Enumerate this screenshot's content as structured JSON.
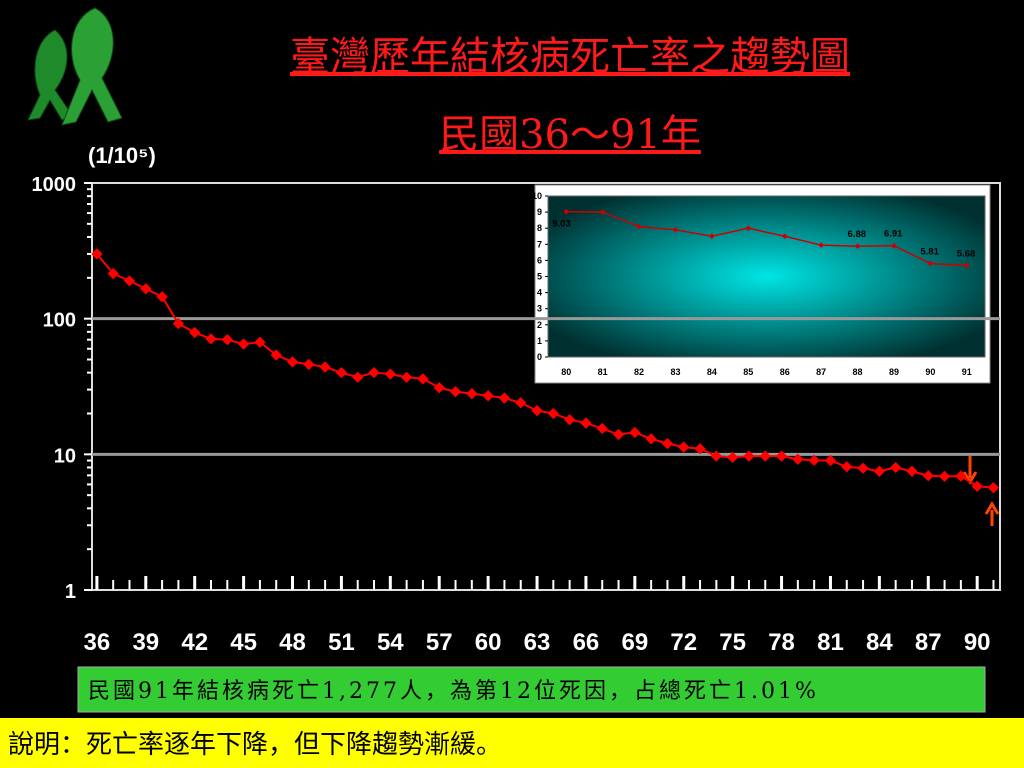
{
  "title": "臺灣歷年結核病死亡率之趨勢圖",
  "subtitle": "民國36～91年",
  "chart_data": [
    {
      "type": "line",
      "y_unit": "(1/10⁵)",
      "log_scale": true,
      "x": [
        36,
        37,
        38,
        39,
        40,
        41,
        42,
        43,
        44,
        45,
        46,
        47,
        48,
        49,
        50,
        51,
        52,
        53,
        54,
        55,
        56,
        57,
        58,
        59,
        60,
        61,
        62,
        63,
        64,
        65,
        66,
        67,
        68,
        69,
        70,
        71,
        72,
        73,
        74,
        75,
        76,
        77,
        78,
        79,
        80,
        81,
        82,
        83,
        84,
        85,
        86,
        87,
        88,
        89,
        90,
        91
      ],
      "series": [
        {
          "name": "死亡率",
          "color": "#ff0000",
          "values": [
            300,
            215,
            190,
            166,
            145,
            92,
            79,
            71,
            70,
            65,
            67,
            54,
            48,
            46,
            44,
            40,
            37,
            40,
            39,
            37,
            36,
            31,
            29,
            28,
            27,
            26,
            24,
            21,
            20,
            18,
            17,
            15.5,
            14,
            14.5,
            13,
            12,
            11.3,
            11,
            9.7,
            9.5,
            9.7,
            9.7,
            9.7,
            9.2,
            9.03,
            9.0,
            8.1,
            7.9,
            7.5,
            8.0,
            7.5,
            6.95,
            6.88,
            6.91,
            5.81,
            5.68
          ]
        }
      ],
      "xlim": [
        35.7,
        91.4
      ],
      "xticks": [
        36,
        39,
        42,
        45,
        48,
        51,
        54,
        57,
        60,
        63,
        66,
        69,
        72,
        75,
        78,
        81,
        84,
        87,
        90
      ],
      "ylim": [
        1,
        1000
      ],
      "yticks": [
        1,
        10,
        100,
        1000
      ],
      "grid": true
    },
    {
      "type": "line",
      "categories": [
        "80",
        "81",
        "82",
        "83",
        "84",
        "85",
        "86",
        "87",
        "88",
        "89",
        "90",
        "91"
      ],
      "series": [
        {
          "name": "死亡率",
          "color": "#cc0000",
          "values": [
            9.03,
            9.0,
            8.1,
            7.9,
            7.5,
            8.0,
            7.5,
            6.95,
            6.88,
            6.91,
            5.81,
            5.68
          ],
          "value_labels": [
            "9.03",
            null,
            null,
            null,
            null,
            null,
            null,
            null,
            "6.88",
            "6.91",
            "5.81",
            "5.68"
          ]
        }
      ],
      "ylim": [
        0,
        10
      ],
      "yticks": [
        0,
        1,
        2,
        3,
        4,
        5,
        6,
        7,
        8,
        9,
        10
      ]
    }
  ],
  "note": "民國91年結核病死亡1,277人，為第12位死因，占總死亡1.01%",
  "footer": "說明：死亡率逐年下降，但下降趨勢漸緩。"
}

---*---

**Written task:**
Give every record back exactly as it reads, with no images.

**The output:**
Enumerate this screenshot's content as structured JSON.
{
  "title": "臺灣歷年結核病死亡率之趨勢圖",
  "subtitle": "民國36～91年",
  "chart_data": [
    {
      "type": "line",
      "y_unit": "(1/10⁵)",
      "log_scale": true,
      "x": [
        36,
        37,
        38,
        39,
        40,
        41,
        42,
        43,
        44,
        45,
        46,
        47,
        48,
        49,
        50,
        51,
        52,
        53,
        54,
        55,
        56,
        57,
        58,
        59,
        60,
        61,
        62,
        63,
        64,
        65,
        66,
        67,
        68,
        69,
        70,
        71,
        72,
        73,
        74,
        75,
        76,
        77,
        78,
        79,
        80,
        81,
        82,
        83,
        84,
        85,
        86,
        87,
        88,
        89,
        90,
        91
      ],
      "series": [
        {
          "name": "死亡率",
          "color": "#ff0000",
          "values": [
            300,
            215,
            190,
            166,
            145,
            92,
            79,
            71,
            70,
            65,
            67,
            54,
            48,
            46,
            44,
            40,
            37,
            40,
            39,
            37,
            36,
            31,
            29,
            28,
            27,
            26,
            24,
            21,
            20,
            18,
            17,
            15.5,
            14,
            14.5,
            13,
            12,
            11.3,
            11,
            9.7,
            9.5,
            9.7,
            9.7,
            9.7,
            9.2,
            9.03,
            9.0,
            8.1,
            7.9,
            7.5,
            8.0,
            7.5,
            6.95,
            6.88,
            6.91,
            5.81,
            5.68
          ]
        }
      ],
      "xlim": [
        35.7,
        91.4
      ],
      "xticks": [
        36,
        39,
        42,
        45,
        48,
        51,
        54,
        57,
        60,
        63,
        66,
        69,
        72,
        75,
        78,
        81,
        84,
        87,
        90
      ],
      "ylim": [
        1,
        1000
      ],
      "yticks": [
        1,
        10,
        100,
        1000
      ],
      "grid": true
    },
    {
      "type": "line",
      "categories": [
        "80",
        "81",
        "82",
        "83",
        "84",
        "85",
        "86",
        "87",
        "88",
        "89",
        "90",
        "91"
      ],
      "series": [
        {
          "name": "死亡率",
          "color": "#cc0000",
          "values": [
            9.03,
            9.0,
            8.1,
            7.9,
            7.5,
            8.0,
            7.5,
            6.95,
            6.88,
            6.91,
            5.81,
            5.68
          ],
          "value_labels": [
            "9.03",
            null,
            null,
            null,
            null,
            null,
            null,
            null,
            "6.88",
            "6.91",
            "5.81",
            "5.68"
          ]
        }
      ],
      "ylim": [
        0,
        10
      ],
      "yticks": [
        0,
        1,
        2,
        3,
        4,
        5,
        6,
        7,
        8,
        9,
        10
      ]
    }
  ],
  "note": "民國91年結核病死亡1,277人，為第12位死因，占總死亡1.01%",
  "footer": "說明：死亡率逐年下降，但下降趨勢漸緩。"
}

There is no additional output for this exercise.